What to work on: Set down all of the data exactly as it appears.

Dataset excerpts:
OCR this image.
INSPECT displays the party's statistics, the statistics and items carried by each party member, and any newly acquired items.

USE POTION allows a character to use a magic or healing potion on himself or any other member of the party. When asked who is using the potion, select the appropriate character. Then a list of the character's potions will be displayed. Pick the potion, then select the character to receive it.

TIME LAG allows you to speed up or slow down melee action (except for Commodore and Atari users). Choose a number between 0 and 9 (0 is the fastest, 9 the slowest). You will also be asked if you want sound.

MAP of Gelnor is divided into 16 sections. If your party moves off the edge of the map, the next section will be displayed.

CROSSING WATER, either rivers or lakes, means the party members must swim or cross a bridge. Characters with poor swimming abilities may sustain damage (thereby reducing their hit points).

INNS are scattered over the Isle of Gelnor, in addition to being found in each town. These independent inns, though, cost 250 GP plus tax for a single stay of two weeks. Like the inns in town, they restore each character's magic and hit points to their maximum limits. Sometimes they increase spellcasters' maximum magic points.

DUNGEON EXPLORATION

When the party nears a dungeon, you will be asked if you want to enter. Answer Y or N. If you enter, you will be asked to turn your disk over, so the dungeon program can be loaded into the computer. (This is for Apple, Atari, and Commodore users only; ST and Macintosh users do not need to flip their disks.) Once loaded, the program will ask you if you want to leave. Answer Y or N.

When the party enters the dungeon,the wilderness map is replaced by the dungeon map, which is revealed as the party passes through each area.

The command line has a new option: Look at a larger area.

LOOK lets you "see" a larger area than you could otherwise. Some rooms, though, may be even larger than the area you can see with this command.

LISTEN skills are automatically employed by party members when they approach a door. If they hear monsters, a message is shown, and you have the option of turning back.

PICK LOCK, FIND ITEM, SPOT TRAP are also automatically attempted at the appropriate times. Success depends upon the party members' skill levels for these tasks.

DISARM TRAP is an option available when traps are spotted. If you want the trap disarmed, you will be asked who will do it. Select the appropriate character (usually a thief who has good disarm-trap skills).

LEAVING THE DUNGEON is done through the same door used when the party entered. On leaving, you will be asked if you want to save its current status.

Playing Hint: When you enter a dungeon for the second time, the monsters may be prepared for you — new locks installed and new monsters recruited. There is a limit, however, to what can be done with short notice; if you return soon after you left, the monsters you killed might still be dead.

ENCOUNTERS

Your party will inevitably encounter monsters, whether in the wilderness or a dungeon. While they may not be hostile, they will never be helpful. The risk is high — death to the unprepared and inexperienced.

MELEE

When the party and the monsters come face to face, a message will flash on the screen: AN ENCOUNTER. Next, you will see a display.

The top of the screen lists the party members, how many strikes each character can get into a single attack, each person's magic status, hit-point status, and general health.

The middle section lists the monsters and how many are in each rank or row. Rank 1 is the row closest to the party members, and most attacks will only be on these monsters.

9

Correct response:
OCR this image.
INSPECT displays the party's statistics, the statistics and items carried by each party member, and any newly acquired items.

USE POTION allows a character to use a magic or healing potion on himself or any other member of the party. When asked who is using the potion, select the appropriate character. Then a list of the character's potions will be displayed. Pick the potion, then select the character to receive it.

TIME LAG allows you to speed up or slow down melee action (except for Commodore and Atari users). Choose a number between 0 and 9 (0 is the fastest, 9 the slowest). You will also be asked if you want sound.

MAP of Gelnor is divided into 16 sections. If your party moves off the edge of the map, the next section will be displayed.

CROSSING WATER, either rivers or lakes, means the party members must swim or cross a bridge. Characters with poor swimming abilities may sustain damage (thereby reducing their hit points).

INNS are scattered over the Isle of Gelnor, in addition to being found in each town. These independent inns, though, cost 250 GP plus tax for a single stay of two weeks. Like the inns in town, they restore each character's magic and hit points to their maximum limits. Sometimes they increase spellcasters' maximum magic points.

DUNGEON EXPLORATION

When the party nears a dungeon, you will be asked if you want to enter. Answer Y or N. If you enter, you will be asked to turn your disk over, so the dungeon program can be loaded into the computer. (This is for Apple, Atari, and Commodore users only; ST and Macintosh users do not need to flip their disks.) Once loaded, the program will ask you if you want to leave. Answer Y or N.

When the party enters the dungeon,the wilderness map is replaced by the dungeon map, which is revealed as the party passes through each area.

The command line has a new option: Look at a larger area.

LOOK lets you "see" a larger area than you could otherwise. Some rooms, though, may be even larger than the area you can see with this command.

LISTEN skills are automatically employed by party members when they approach a door. If they hear monsters, a message is shown, and you have the option of turning back.

PICK LOCK, FIND ITEM, SPOT TRAP are also automatically attempted at the appropriate times. Success depends upon the party members' skill levels for these tasks.

DISARM TRAP is an option available when traps are spotted. If you want the trap disarmed, you will be asked who will do it. Select the appropriate character (usually a thief who has good disarm-trap skills).

LEAVING THE DUNGEON is done through the same door used when the party entered. On leaving, you will be asked if you want to save its current status.

Playing Hint: When you enter a dungeon for the second time, the monsters may be prepared for you — new locks installed and new monsters recruited. There is a limit, however, to what can be done with short notice; if you return soon after you left, the monsters you killed might still be dead.

ENCOUNTERS

Your party will inevitably encounter monsters, whether in the wilderness or a dungeon. While they may not be hostile, they will never be helpful. The risk is high — death to the unprepared and inexperienced.

MELEE

When the party and the monsters come face to face, a message will flash on the screen: AN ENCOUNTER. Next, you will see a display.

The top of the screen lists the party members, how many strikes each character can get into a single attack, each person's magic status, hit-point status, and general health.

The middle section lists the monsters and how many are in each rank or row. Rank 1 is the row closest to the party members, and most attacks will only be on these monsters.

9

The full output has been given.